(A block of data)
========
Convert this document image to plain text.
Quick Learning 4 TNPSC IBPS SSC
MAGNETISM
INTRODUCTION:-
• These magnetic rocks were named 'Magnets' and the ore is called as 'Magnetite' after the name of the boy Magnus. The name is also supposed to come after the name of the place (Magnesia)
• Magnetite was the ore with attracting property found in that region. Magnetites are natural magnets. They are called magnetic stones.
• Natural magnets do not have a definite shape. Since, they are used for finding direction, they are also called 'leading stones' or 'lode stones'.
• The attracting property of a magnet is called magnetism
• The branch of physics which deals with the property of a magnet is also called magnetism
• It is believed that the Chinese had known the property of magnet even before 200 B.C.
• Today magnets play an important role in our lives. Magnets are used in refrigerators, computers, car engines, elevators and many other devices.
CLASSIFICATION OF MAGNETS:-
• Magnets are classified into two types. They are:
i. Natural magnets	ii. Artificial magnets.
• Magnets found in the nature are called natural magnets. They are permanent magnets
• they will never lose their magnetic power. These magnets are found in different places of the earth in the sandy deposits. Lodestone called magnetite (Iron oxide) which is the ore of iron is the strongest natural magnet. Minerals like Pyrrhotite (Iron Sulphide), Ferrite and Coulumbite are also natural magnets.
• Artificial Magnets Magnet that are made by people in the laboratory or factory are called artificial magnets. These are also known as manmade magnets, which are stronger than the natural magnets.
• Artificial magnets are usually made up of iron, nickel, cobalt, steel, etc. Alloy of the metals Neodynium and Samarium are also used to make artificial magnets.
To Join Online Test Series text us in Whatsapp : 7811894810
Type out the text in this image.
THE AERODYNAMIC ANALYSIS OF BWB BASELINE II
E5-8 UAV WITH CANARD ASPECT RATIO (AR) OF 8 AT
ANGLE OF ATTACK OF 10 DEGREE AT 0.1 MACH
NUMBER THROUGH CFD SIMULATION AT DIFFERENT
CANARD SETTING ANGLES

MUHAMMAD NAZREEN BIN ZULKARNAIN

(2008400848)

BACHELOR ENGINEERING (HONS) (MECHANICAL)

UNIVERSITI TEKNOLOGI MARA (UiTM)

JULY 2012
========
Repeat word for word each line from the one with "Type out the text in this image." to the end of the records above, inclusive.

ANSWER TO THE TASK =>
Type out the text in this image.
THE AERODYNAMIC ANALYSIS OF BWB BASELINE II
E5-8 UAV WITH CANARD ASPECT RATIO (AR) OF 8 AT
ANGLE OF ATTACK OF 10 DEGREE AT 0.1 MACH
NUMBER THROUGH CFD SIMULATION AT DIFFERENT
CANARD SETTING ANGLES

MUHAMMAD NAZREEN BIN ZULKARNAIN

(2008400848)

BACHELOR ENGINEERING (HONS) (MECHANICAL)

UNIVERSITI TEKNOLOGI MARA (UiTM)

JULY 2012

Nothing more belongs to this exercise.